### TASK REQUIREMENTS
Please reproduce every record, keeping each one exactly as written.
■ ■ ■ ■
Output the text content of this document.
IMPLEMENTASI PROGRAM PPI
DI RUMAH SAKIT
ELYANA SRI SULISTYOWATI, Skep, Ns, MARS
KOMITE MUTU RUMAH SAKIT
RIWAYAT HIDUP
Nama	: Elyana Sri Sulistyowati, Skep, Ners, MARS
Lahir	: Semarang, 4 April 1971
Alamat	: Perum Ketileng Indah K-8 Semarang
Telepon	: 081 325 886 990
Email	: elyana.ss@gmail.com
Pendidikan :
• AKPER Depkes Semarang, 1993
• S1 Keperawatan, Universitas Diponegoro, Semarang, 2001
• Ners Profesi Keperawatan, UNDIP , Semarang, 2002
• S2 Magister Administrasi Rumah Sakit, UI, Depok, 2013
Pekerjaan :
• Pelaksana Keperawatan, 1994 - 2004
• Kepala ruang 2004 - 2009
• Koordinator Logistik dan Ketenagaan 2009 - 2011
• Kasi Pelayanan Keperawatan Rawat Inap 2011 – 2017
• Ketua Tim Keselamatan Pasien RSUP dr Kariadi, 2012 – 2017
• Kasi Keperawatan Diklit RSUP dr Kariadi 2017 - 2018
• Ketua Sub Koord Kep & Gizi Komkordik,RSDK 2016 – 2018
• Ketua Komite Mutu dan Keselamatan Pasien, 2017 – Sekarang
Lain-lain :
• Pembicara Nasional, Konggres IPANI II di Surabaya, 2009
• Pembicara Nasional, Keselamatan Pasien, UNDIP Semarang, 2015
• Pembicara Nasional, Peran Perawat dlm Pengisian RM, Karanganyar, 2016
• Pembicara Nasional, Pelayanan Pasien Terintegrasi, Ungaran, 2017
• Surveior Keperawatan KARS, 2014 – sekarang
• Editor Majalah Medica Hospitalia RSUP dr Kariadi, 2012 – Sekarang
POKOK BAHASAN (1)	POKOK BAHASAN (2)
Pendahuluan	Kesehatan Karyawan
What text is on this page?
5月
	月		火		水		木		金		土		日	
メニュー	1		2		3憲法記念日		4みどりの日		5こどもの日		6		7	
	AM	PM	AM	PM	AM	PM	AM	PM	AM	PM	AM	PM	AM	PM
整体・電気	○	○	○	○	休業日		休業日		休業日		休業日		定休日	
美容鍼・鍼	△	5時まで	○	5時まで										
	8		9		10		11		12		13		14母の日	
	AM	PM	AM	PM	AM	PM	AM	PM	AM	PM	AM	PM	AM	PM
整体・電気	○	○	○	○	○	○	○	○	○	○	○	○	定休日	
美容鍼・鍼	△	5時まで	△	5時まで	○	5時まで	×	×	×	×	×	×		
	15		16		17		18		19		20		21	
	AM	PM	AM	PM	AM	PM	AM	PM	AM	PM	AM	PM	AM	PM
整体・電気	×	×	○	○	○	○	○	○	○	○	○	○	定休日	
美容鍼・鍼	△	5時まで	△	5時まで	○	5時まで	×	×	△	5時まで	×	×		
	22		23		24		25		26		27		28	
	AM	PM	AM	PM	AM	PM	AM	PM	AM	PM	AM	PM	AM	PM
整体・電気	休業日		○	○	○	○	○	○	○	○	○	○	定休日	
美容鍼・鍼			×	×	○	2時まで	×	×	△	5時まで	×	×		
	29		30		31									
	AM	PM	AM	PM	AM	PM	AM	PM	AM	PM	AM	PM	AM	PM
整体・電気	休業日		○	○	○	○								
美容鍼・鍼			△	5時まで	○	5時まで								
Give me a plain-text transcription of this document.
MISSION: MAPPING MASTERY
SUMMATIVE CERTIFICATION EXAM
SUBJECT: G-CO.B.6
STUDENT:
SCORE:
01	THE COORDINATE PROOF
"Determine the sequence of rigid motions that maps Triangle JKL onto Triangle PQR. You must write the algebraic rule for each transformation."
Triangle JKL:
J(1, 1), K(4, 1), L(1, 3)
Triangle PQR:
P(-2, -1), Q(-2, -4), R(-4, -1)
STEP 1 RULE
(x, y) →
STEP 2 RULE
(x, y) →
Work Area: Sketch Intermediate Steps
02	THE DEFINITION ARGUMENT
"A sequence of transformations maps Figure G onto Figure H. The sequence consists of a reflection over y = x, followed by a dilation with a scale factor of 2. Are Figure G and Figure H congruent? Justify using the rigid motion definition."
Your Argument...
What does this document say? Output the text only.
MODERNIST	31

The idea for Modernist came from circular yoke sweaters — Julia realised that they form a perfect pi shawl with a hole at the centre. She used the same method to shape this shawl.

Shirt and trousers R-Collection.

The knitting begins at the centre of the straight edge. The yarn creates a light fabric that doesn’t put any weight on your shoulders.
■ ■ ■ ■
### SOLUTION FOR THIS TASK
Output the text content of this document.
IMPLEMENTASI PROGRAM PPI
DI RUMAH SAKIT
ELYANA SRI SULISTYOWATI, Skep, Ns, MARS
KOMITE MUTU RUMAH SAKIT
RIWAYAT HIDUP
Nama	: Elyana Sri Sulistyowati, Skep, Ners, MARS
Lahir	: Semarang, 4 April 1971
Alamat	: Perum Ketileng Indah K-8 Semarang
Telepon	: 081 325 886 990
Email	: elyana.ss@gmail.com
Pendidikan :
• AKPER Depkes Semarang, 1993
• S1 Keperawatan, Universitas Diponegoro, Semarang, 2001
• Ners Profesi Keperawatan, UNDIP , Semarang, 2002
• S2 Magister Administrasi Rumah Sakit, UI, Depok, 2013
Pekerjaan :
• Pelaksana Keperawatan, 1994 - 2004
• Kepala ruang 2004 - 2009
• Koordinator Logistik dan Ketenagaan 2009 - 2011
• Kasi Pelayanan Keperawatan Rawat Inap 2011 – 2017
• Ketua Tim Keselamatan Pasien RSUP dr Kariadi, 2012 – 2017
• Kasi Keperawatan Diklit RSUP dr Kariadi 2017 - 2018
• Ketua Sub Koord Kep & Gizi Komkordik,RSDK 2016 – 2018
• Ketua Komite Mutu dan Keselamatan Pasien, 2017 – Sekarang
Lain-lain :
• Pembicara Nasional, Konggres IPANI II di Surabaya, 2009
• Pembicara Nasional, Keselamatan Pasien, UNDIP Semarang, 2015
• Pembicara Nasional, Peran Perawat dlm Pengisian RM, Karanganyar, 2016
• Pembicara Nasional, Pelayanan Pasien Terintegrasi, Ungaran, 2017
• Surveior Keperawatan KARS, 2014 – sekarang
• Editor Majalah Medica Hospitalia RSUP dr Kariadi, 2012 – Sekarang
POKOK BAHASAN (1)	POKOK BAHASAN (2)
Pendahuluan	Kesehatan Karyawan
What text is on this page?
5月
	月		火		水		木		金		土		日	
メニュー	1		2		3憲法記念日		4みどりの日		5こどもの日		6		7	
	AM	PM	AM	PM	AM	PM	AM	PM	AM	PM	AM	PM	AM	PM
整体・電気	○	○	○	○	休業日		休業日		休業日		休業日		定休日	
美容鍼・鍼	△	5時まで	○	5時まで										
	8		9		10		11		12		13		14母の日	
	AM	PM	AM	PM	AM	PM	AM	PM	AM	PM	AM	PM	AM	PM
整体・電気	○	○	○	○	○	○	○	○	○	○	○	○	定休日	
美容鍼・鍼	△	5時まで	△	5時まで	○	5時まで	×	×	×	×	×	×		
	15		16		17		18		19		20		21	
	AM	PM	AM	PM	AM	PM	AM	PM	AM	PM	AM	PM	AM	PM
整体・電気	×	×	○	○	○	○	○	○	○	○	○	○	定休日	
美容鍼・鍼	△	5時まで	△	5時まで	○	5時まで	×	×	△	5時まで	×	×		
	22		23		24		25		26		27		28	
	AM	PM	AM	PM	AM	PM	AM	PM	AM	PM	AM	PM	AM	PM
整体・電気	休業日		○	○	○	○	○	○	○	○	○	○	定休日	
美容鍼・鍼			×	×	○	2時まで	×	×	△	5時まで	×	×		
	29		30		31									
	AM	PM	AM	PM	AM	PM	AM	PM	AM	PM	AM	PM	AM	PM
整体・電気	休業日		○	○	○	○								
美容鍼・鍼			△	5時まで	○	5時まで								
Give me a plain-text transcription of this document.
MISSION: MAPPING MASTERY
SUMMATIVE CERTIFICATION EXAM
SUBJECT: G-CO.B.6
STUDENT:
SCORE:
01	THE COORDINATE PROOF
"Determine the sequence of rigid motions that maps Triangle JKL onto Triangle PQR. You must write the algebraic rule for each transformation."
Triangle JKL:
J(1, 1), K(4, 1), L(1, 3)
Triangle PQR:
P(-2, -1), Q(-2, -4), R(-4, -1)
STEP 1 RULE
(x, y) →
STEP 2 RULE
(x, y) →
Work Area: Sketch Intermediate Steps
02	THE DEFINITION ARGUMENT
"A sequence of transformations maps Figure G onto Figure H. The sequence consists of a reflection over y = x, followed by a dilation with a scale factor of 2. Are Figure G and Figure H congruent? Justify using the rigid motion definition."
Your Argument...
What does this document say? Output the text only.
MODERNIST	31

The idea for Modernist came from circular yoke sweaters — Julia realised that they form a perfect pi shawl with a hole at the centre. She used the same method to shape this shawl.

Shirt and trousers R-Collection.

The knitting begins at the centre of the straight edge. The yarn creates a light fabric that doesn’t put any weight on your shoulders.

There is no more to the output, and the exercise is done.